• [Given problem]: In the data that follows, find the line containing "OCR this image."; then quote that line and every line after it, exactly, through the last one.

— begin —

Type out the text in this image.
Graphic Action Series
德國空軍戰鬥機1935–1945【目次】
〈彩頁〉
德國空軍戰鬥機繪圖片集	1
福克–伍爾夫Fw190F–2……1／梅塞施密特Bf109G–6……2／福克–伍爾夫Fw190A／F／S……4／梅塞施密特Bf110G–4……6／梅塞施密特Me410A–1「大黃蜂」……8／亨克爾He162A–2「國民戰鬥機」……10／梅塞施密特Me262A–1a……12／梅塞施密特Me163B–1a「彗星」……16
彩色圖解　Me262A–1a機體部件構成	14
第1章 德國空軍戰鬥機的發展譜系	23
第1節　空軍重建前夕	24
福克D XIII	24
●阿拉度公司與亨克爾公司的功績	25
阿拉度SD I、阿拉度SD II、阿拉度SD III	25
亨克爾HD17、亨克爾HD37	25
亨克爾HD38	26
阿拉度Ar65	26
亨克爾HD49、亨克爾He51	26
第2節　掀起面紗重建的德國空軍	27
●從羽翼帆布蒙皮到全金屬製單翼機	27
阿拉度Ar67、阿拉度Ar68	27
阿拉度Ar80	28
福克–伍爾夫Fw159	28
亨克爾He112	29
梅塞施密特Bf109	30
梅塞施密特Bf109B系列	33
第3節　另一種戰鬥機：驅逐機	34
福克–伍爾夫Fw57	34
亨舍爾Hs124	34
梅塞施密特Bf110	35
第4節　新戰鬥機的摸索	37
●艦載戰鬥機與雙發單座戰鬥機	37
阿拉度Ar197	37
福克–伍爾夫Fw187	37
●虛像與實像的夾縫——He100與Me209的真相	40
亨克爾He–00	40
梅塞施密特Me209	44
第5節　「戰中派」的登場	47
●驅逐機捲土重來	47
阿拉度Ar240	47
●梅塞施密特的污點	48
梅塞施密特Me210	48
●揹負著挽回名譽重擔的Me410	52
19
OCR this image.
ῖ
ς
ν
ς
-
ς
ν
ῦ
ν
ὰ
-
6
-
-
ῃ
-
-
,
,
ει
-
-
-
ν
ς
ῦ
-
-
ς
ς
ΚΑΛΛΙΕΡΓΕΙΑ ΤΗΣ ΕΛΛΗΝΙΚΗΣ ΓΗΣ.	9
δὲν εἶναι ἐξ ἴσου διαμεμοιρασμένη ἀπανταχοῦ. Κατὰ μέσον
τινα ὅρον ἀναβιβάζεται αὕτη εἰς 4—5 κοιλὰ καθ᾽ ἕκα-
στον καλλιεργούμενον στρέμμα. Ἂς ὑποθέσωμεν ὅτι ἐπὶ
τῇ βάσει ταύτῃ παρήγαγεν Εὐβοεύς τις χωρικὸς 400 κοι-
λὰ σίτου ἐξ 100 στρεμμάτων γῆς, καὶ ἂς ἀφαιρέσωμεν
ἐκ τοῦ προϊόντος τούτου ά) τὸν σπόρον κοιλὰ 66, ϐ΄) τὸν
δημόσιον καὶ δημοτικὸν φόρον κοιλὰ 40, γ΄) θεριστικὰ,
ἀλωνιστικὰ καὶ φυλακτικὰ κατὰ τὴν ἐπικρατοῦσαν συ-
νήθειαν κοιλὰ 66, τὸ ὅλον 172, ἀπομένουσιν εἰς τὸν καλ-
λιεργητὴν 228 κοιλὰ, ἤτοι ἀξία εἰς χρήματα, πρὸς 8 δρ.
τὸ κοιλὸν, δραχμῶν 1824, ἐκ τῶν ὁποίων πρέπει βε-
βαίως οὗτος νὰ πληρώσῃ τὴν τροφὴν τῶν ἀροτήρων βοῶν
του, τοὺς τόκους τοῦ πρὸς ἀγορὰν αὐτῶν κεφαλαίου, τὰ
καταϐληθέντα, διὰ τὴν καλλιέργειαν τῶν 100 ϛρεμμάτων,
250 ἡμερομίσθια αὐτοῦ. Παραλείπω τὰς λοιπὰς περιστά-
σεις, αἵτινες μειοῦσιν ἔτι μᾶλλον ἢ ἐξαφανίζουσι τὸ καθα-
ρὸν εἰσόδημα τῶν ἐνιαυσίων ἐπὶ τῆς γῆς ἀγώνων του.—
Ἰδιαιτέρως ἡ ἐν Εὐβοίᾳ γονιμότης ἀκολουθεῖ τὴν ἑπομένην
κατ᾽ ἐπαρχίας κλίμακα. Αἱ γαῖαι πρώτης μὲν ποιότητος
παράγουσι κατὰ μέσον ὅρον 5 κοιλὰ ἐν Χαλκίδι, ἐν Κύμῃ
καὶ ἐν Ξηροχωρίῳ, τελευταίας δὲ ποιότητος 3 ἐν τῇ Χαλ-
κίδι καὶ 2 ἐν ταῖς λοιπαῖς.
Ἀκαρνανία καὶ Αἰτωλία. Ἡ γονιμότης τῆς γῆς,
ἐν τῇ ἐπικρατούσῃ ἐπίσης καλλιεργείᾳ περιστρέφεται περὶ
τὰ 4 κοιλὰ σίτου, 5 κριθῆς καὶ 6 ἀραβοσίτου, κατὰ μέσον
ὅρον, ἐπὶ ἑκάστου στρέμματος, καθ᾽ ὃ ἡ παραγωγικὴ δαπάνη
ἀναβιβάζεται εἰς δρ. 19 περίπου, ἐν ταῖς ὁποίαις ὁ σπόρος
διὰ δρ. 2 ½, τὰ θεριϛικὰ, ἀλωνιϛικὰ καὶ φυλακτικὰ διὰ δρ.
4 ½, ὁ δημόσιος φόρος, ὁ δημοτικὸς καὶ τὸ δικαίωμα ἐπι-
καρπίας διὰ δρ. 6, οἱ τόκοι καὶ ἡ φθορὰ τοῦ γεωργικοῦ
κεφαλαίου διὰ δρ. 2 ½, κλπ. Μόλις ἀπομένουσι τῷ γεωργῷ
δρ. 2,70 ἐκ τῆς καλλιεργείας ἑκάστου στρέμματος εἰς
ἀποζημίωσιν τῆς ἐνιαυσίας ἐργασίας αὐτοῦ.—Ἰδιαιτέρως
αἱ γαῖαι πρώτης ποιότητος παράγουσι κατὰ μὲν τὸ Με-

— end —

• [Complete response]:
OCR this image.
ῖ
ς
ν
ς
-
ς
ν
ῦ
ν
ὰ
-
6
-
-
ῃ
-
-
,
,
ει
-
-
-
ν
ς
ῦ
-
-
ς
ς
ΚΑΛΛΙΕΡΓΕΙΑ ΤΗΣ ΕΛΛΗΝΙΚΗΣ ΓΗΣ.	9
δὲν εἶναι ἐξ ἴσου διαμεμοιρασμένη ἀπανταχοῦ. Κατὰ μέσον
τινα ὅρον ἀναβιβάζεται αὕτη εἰς 4—5 κοιλὰ καθ᾽ ἕκα-
στον καλλιεργούμενον στρέμμα. Ἂς ὑποθέσωμεν ὅτι ἐπὶ
τῇ βάσει ταύτῃ παρήγαγεν Εὐβοεύς τις χωρικὸς 400 κοι-
λὰ σίτου ἐξ 100 στρεμμάτων γῆς, καὶ ἂς ἀφαιρέσωμεν
ἐκ τοῦ προϊόντος τούτου ά) τὸν σπόρον κοιλὰ 66, ϐ΄) τὸν
δημόσιον καὶ δημοτικὸν φόρον κοιλὰ 40, γ΄) θεριστικὰ,
ἀλωνιστικὰ καὶ φυλακτικὰ κατὰ τὴν ἐπικρατοῦσαν συ-
νήθειαν κοιλὰ 66, τὸ ὅλον 172, ἀπομένουσιν εἰς τὸν καλ-
λιεργητὴν 228 κοιλὰ, ἤτοι ἀξία εἰς χρήματα, πρὸς 8 δρ.
τὸ κοιλὸν, δραχμῶν 1824, ἐκ τῶν ὁποίων πρέπει βε-
βαίως οὗτος νὰ πληρώσῃ τὴν τροφὴν τῶν ἀροτήρων βοῶν
του, τοὺς τόκους τοῦ πρὸς ἀγορὰν αὐτῶν κεφαλαίου, τὰ
καταϐληθέντα, διὰ τὴν καλλιέργειαν τῶν 100 ϛρεμμάτων,
250 ἡμερομίσθια αὐτοῦ. Παραλείπω τὰς λοιπὰς περιστά-
σεις, αἵτινες μειοῦσιν ἔτι μᾶλλον ἢ ἐξαφανίζουσι τὸ καθα-
ρὸν εἰσόδημα τῶν ἐνιαυσίων ἐπὶ τῆς γῆς ἀγώνων του.—
Ἰδιαιτέρως ἡ ἐν Εὐβοίᾳ γονιμότης ἀκολουθεῖ τὴν ἑπομένην
κατ᾽ ἐπαρχίας κλίμακα. Αἱ γαῖαι πρώτης μὲν ποιότητος
παράγουσι κατὰ μέσον ὅρον 5 κοιλὰ ἐν Χαλκίδι, ἐν Κύμῃ
καὶ ἐν Ξηροχωρίῳ, τελευταίας δὲ ποιότητος 3 ἐν τῇ Χαλ-
κίδι καὶ 2 ἐν ταῖς λοιπαῖς.
Ἀκαρνανία καὶ Αἰτωλία. Ἡ γονιμότης τῆς γῆς,
ἐν τῇ ἐπικρατούσῃ ἐπίσης καλλιεργείᾳ περιστρέφεται περὶ
τὰ 4 κοιλὰ σίτου, 5 κριθῆς καὶ 6 ἀραβοσίτου, κατὰ μέσον
ὅρον, ἐπὶ ἑκάστου στρέμματος, καθ᾽ ὃ ἡ παραγωγικὴ δαπάνη
ἀναβιβάζεται εἰς δρ. 19 περίπου, ἐν ταῖς ὁποίαις ὁ σπόρος
διὰ δρ. 2 ½, τὰ θεριϛικὰ, ἀλωνιϛικὰ καὶ φυλακτικὰ διὰ δρ.
4 ½, ὁ δημόσιος φόρος, ὁ δημοτικὸς καὶ τὸ δικαίωμα ἐπι-
καρπίας διὰ δρ. 6, οἱ τόκοι καὶ ἡ φθορὰ τοῦ γεωργικοῦ
κεφαλαίου διὰ δρ. 2 ½, κλπ. Μόλις ἀπομένουσι τῷ γεωργῷ
δρ. 2,70 ἐκ τῆς καλλιεργείας ἑκάστου στρέμματος εἰς
ἀποζημίωσιν τῆς ἐνιαυσίας ἐργασίας αὐτοῦ.—Ἰδιαιτέρως
αἱ γαῖαι πρώτης ποιότητος παράγουσι κατὰ μὲν τὸ Με-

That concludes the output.